Copy out every line exactly, passing over the pictures.

[Collected data]
.....

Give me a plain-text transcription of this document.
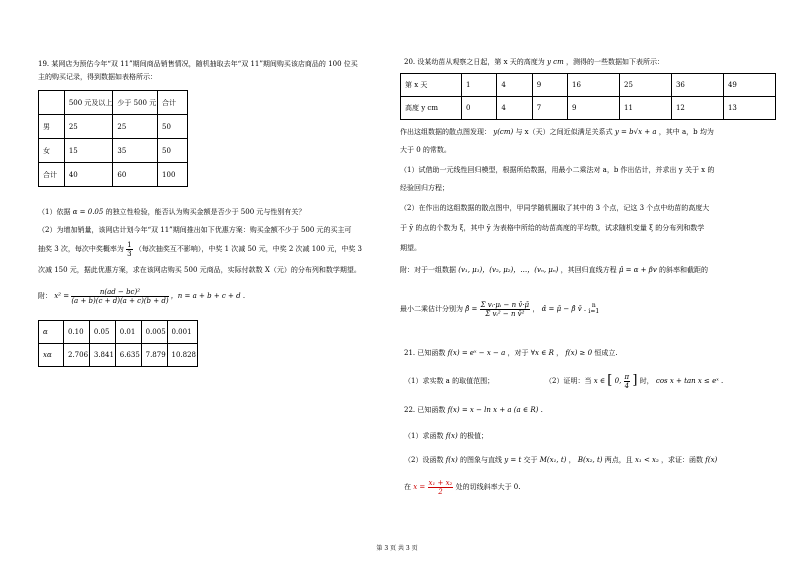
19. 某网店为预估今年“双 11”期间商品销售情况，随机抽取去年“双 11”期间购买该店商品的 100 位买
主的购买记录，得到数据如表格所示：
	500 元及以上	少于 500 元	合计
男	25	25	50
女	15	35	50
合计	40	60	100
（1）依据 α = 0.05 的独立性检验，能否认为购买金额是否少于 500 元与性别有关？
（2）为增加销量，该网店计划今年“双 11”期间推出如下优惠方案：购买金额不少于 500 元的买主可
抽奖 3 次，每次中奖概率为 $\frac{1}{3}$ （每次抽奖互不影响），中奖 1 次减 50 元，中奖 2 次减 100 元，中奖 3
次减 150 元，据此优惠方案，求在该网店购买 500 元商品，实际付款数 X（元）的分布列和数学期望。
附： $x^2 = \frac{\text{n(ad − bc)²}}{(a + b)(c + d)(a + c)(b + d)}$ ，n = a + b + c + d .
α	0.10	0.05	0.01	0.005	0.001
xα	2.706	3.841	6.635	7.879	10.828
20. 设某幼苗从观察之日起，第 x 天的高度为 y cm ，测得的一些数据如下表所示：
第 x 天	1	4	9	16	25	36	49
高度 y cm	0	4	7	9	11	12	13
作出这组数据的散点图发现： y(cm) 与 x（天）之间近似满足关系式 y = b√x + a ，其中 a，b 均为
大于 0 的常数。
（1）试借助一元线性回归模型，根据所给数据，用最小二乘法对 a，b 作出估计，并求出 y 关于 x 的
经验回归方程；
（2）在作出的这组数据的散点图中，甲同学随机圈取了其中的 3 个点，记这 3 个点中幼苗的高度大
于 ȳ 的点的个数为 ξ，其中 ȳ 为表格中所给的幼苗高度的平均数，试求随机变量 ξ 的分布列和数学
期望。
附：对于一组数据 (v₁, μ₁)，(v₂, μ₂)，…，(vₙ, μₙ) ，其回归直线方程 μ̂ = α + βv 的斜率和截距的
最小二乘估计分别为 β̂ = $\frac{\text{Σ vᵢ·μᵢ − n v̄·μ̄}}{\text{Σ vᵢ² − n v̄²}}$ ， α̂ = μ̄ − β̂ v̄ . n
i=1
21. 已知函数 f(x) = eˣ − x − a ，对于 ∀x ∈ R ， f(x) ≥ 0 恒成立.
（1）求实数 a 的取值范围；	（2）证明：当 x ∈ [ 0, $\frac{\pi}{4}$ ] 时， cos x + tan x ≤ eˣ .
22. 已知函数 f(x) = x − ln x + a (a ∈ R) .
（1）求函数 f(x) 的极值；
（2）设函数 f(x) 的图象与直线 y = t 交于 M(x₁, t) ， B(x₂, t) 两点，且 x₁ < x₂ ，求证：函数 f(x)
在 $x = \frac{\text{x₁ + x₂}}{2}$ 处的切线斜率大于 0.
第 3 页 共 3 页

.....

RESULT OF THIS EXERCISE:
Give me a plain-text transcription of this document.
19. 某网店为预估今年“双 11”期间商品销售情况，随机抽取去年“双 11”期间购买该店商品的 100 位买
主的购买记录，得到数据如表格所示：
	500 元及以上	少于 500 元	合计
男	25	25	50
女	15	35	50
合计	40	60	100
（1）依据 α = 0.05 的独立性检验，能否认为购买金额是否少于 500 元与性别有关？
（2）为增加销量，该网店计划今年“双 11”期间推出如下优惠方案：购买金额不少于 500 元的买主可
抽奖 3 次，每次中奖概率为 $\frac{1}{3}$ （每次抽奖互不影响），中奖 1 次减 50 元，中奖 2 次减 100 元，中奖 3
次减 150 元，据此优惠方案，求在该网店购买 500 元商品，实际付款数 X（元）的分布列和数学期望。
附： $x^2 = \frac{\text{n(ad − bc)²}}{(a + b)(c + d)(a + c)(b + d)}$ ，n = a + b + c + d .
α	0.10	0.05	0.01	0.005	0.001
xα	2.706	3.841	6.635	7.879	10.828
20. 设某幼苗从观察之日起，第 x 天的高度为 y cm ，测得的一些数据如下表所示：
第 x 天	1	4	9	16	25	36	49
高度 y cm	0	4	7	9	11	12	13
作出这组数据的散点图发现： y(cm) 与 x（天）之间近似满足关系式 y = b√x + a ，其中 a，b 均为
大于 0 的常数。
（1）试借助一元线性回归模型，根据所给数据，用最小二乘法对 a，b 作出估计，并求出 y 关于 x 的
经验回归方程；
（2）在作出的这组数据的散点图中，甲同学随机圈取了其中的 3 个点，记这 3 个点中幼苗的高度大
于 ȳ 的点的个数为 ξ，其中 ȳ 为表格中所给的幼苗高度的平均数，试求随机变量 ξ 的分布列和数学
期望。
附：对于一组数据 (v₁, μ₁)，(v₂, μ₂)，…，(vₙ, μₙ) ，其回归直线方程 μ̂ = α + βv 的斜率和截距的
最小二乘估计分别为 β̂ = $\frac{\text{Σ vᵢ·μᵢ − n v̄·μ̄}}{\text{Σ vᵢ² − n v̄²}}$ ， α̂ = μ̄ − β̂ v̄ . n
i=1
21. 已知函数 f(x) = eˣ − x − a ，对于 ∀x ∈ R ， f(x) ≥ 0 恒成立.
（1）求实数 a 的取值范围；	（2）证明：当 x ∈ [ 0, $\frac{\pi}{4}$ ] 时， cos x + tan x ≤ eˣ .
22. 已知函数 f(x) = x − ln x + a (a ∈ R) .
（1）求函数 f(x) 的极值；
（2）设函数 f(x) 的图象与直线 y = t 交于 M(x₁, t) ， B(x₂, t) 两点，且 x₁ < x₂ ，求证：函数 f(x)
在 $x = \frac{\text{x₁ + x₂}}{2}$ 处的切线斜率大于 0.
第 3 页 共 3 页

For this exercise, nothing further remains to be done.